§ **Stated task**: Look through the data below and work out how many lines contain the string "type". Give the number alone.

§ **Input rows**:

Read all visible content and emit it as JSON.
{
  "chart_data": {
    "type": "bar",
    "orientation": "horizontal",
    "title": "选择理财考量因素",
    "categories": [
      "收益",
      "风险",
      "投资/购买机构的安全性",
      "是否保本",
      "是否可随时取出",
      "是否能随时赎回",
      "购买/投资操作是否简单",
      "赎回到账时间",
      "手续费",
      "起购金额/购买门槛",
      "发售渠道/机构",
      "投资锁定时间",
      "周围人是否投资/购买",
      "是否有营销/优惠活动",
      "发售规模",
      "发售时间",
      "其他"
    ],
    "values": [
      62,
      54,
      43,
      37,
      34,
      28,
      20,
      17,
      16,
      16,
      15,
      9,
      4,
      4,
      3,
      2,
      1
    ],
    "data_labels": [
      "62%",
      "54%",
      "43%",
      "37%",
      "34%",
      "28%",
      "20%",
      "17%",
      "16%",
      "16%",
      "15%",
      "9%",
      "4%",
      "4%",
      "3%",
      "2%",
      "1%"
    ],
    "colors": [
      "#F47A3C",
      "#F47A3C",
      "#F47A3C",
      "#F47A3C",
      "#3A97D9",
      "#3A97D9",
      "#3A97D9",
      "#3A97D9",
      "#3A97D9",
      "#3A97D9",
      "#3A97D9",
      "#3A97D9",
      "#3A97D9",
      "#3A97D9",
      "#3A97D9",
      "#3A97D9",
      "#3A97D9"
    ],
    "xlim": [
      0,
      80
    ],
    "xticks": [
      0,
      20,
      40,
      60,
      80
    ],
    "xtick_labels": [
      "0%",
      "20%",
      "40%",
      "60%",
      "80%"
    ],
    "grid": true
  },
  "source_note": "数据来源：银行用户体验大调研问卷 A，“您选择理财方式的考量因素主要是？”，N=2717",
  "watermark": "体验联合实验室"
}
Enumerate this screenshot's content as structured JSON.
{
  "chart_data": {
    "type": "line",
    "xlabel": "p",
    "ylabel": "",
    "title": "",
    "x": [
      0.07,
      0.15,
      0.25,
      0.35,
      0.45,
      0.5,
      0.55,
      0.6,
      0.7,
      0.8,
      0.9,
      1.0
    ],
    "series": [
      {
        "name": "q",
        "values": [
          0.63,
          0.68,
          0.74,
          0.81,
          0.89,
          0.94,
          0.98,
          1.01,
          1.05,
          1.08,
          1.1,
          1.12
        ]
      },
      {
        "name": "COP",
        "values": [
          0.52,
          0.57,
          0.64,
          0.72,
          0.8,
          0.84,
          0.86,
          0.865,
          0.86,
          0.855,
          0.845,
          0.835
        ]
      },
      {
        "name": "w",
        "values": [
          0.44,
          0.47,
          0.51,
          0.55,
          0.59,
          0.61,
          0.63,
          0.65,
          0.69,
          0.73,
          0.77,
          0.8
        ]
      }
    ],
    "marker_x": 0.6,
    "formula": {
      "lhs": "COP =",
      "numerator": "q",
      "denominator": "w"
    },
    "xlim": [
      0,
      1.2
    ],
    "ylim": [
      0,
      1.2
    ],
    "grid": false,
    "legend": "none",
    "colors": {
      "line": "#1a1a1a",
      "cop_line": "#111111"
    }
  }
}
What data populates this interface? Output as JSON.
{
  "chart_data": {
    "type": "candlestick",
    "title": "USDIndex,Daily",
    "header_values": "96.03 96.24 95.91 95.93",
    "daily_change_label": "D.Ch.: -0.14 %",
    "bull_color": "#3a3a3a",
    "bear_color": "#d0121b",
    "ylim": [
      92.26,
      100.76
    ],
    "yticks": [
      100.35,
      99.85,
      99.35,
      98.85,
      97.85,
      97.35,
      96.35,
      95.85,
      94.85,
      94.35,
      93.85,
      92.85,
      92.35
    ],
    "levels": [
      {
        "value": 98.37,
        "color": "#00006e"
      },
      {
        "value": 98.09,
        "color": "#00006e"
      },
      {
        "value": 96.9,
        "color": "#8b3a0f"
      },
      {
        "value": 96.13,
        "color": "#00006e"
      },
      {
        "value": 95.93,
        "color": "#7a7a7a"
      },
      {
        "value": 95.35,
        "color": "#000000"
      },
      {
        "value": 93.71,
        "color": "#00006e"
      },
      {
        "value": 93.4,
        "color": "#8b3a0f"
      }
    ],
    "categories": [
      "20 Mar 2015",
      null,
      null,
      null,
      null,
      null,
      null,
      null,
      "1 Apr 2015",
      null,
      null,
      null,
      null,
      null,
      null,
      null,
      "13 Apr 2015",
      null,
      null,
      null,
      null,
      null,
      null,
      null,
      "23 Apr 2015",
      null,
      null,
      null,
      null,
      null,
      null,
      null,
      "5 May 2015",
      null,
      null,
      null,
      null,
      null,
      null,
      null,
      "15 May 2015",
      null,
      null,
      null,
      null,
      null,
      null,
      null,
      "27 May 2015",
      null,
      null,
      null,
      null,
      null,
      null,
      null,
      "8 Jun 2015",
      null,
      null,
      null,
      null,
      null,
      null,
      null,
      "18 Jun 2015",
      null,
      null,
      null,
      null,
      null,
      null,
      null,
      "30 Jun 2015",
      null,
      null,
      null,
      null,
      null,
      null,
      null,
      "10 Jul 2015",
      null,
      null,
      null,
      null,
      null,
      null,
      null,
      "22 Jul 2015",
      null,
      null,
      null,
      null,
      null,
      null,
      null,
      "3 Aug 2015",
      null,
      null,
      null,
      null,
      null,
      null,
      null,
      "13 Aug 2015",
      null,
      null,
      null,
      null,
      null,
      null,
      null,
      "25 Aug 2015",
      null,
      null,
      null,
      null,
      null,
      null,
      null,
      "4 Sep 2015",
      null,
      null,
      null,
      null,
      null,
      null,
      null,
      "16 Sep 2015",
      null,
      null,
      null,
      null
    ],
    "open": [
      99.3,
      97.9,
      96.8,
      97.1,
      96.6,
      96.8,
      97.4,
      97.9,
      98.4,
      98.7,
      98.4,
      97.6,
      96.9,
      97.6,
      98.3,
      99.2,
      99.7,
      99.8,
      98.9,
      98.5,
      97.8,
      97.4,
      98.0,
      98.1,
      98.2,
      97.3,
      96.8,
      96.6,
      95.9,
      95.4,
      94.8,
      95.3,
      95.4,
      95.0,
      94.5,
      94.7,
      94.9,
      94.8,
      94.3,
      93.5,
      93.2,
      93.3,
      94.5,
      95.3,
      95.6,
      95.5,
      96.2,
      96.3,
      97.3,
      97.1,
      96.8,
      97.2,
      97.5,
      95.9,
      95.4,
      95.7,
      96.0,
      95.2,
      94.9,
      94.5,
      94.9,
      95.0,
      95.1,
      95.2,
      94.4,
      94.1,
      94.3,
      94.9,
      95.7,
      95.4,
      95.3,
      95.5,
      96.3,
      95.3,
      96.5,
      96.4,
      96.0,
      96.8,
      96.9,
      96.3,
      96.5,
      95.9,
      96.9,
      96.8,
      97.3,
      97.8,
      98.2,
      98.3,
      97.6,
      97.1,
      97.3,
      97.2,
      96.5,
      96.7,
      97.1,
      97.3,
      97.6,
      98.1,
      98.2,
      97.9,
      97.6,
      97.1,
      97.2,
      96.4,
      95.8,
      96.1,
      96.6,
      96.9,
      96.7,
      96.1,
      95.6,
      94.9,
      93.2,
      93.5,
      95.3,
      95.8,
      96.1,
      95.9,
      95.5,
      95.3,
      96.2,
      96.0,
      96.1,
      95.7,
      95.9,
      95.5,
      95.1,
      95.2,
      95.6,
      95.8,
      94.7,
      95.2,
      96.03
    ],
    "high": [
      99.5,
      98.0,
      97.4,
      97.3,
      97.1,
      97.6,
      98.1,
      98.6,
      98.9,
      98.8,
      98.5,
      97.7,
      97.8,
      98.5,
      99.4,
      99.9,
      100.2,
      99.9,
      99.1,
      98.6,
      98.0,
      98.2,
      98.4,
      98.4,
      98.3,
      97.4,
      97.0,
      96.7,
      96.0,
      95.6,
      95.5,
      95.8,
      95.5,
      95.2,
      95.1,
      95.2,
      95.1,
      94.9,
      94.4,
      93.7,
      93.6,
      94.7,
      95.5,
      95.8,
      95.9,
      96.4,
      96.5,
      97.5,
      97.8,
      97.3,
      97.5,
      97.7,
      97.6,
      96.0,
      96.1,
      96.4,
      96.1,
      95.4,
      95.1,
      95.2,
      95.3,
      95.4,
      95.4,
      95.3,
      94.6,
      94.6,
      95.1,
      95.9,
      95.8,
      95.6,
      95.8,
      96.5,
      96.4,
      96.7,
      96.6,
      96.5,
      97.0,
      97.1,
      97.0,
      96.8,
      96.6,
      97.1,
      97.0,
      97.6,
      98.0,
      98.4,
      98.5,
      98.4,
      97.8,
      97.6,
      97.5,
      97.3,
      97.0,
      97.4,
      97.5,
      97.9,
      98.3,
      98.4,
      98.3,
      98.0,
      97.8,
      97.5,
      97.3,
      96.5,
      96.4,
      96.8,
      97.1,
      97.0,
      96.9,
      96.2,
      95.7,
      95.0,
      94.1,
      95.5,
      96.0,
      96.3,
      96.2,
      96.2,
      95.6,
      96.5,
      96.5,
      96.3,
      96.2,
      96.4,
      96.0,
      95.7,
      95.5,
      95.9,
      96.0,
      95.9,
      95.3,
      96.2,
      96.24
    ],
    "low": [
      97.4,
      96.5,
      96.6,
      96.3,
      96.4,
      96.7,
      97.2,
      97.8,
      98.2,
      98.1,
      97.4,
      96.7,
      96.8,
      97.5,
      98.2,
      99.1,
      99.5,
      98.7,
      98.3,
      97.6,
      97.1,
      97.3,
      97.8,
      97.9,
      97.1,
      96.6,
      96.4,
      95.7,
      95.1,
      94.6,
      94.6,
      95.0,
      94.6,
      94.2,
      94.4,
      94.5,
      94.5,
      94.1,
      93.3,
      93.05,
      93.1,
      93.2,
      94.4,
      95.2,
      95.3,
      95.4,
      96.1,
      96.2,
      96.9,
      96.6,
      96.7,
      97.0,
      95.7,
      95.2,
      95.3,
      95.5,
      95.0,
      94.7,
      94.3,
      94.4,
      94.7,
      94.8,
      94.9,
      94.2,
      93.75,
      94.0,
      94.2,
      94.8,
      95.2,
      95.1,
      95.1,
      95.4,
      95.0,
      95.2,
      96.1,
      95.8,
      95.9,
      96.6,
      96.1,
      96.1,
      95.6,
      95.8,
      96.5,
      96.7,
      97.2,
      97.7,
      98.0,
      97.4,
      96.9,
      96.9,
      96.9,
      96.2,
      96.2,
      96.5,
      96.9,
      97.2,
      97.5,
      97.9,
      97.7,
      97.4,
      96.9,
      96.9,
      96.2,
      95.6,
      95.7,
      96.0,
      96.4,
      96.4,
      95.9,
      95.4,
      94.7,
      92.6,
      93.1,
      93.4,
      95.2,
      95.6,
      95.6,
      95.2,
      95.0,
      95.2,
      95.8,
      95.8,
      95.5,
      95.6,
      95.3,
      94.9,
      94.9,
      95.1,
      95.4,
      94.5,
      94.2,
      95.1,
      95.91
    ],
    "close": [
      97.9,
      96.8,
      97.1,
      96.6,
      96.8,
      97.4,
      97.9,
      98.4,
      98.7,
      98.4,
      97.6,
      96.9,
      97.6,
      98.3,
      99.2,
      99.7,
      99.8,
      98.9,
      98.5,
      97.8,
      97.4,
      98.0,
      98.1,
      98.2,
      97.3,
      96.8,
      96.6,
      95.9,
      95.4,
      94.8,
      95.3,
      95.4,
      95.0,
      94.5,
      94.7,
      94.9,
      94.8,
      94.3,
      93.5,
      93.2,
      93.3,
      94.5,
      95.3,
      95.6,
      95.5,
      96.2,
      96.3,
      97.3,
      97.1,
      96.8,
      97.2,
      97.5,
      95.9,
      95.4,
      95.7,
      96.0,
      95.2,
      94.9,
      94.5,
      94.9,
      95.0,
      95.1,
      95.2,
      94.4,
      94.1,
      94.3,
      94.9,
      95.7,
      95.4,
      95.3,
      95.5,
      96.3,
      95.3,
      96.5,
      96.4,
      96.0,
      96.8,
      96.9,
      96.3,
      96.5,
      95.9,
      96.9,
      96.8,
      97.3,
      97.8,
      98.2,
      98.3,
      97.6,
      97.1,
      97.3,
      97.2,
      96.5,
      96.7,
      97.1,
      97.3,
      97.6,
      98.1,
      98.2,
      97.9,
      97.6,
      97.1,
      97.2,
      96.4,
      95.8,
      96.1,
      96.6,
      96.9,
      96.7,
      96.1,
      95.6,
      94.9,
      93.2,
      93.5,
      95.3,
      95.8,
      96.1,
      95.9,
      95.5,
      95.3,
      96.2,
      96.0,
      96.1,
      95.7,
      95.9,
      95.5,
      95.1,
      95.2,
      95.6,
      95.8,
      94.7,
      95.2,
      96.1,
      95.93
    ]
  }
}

§ **Task answer**: 3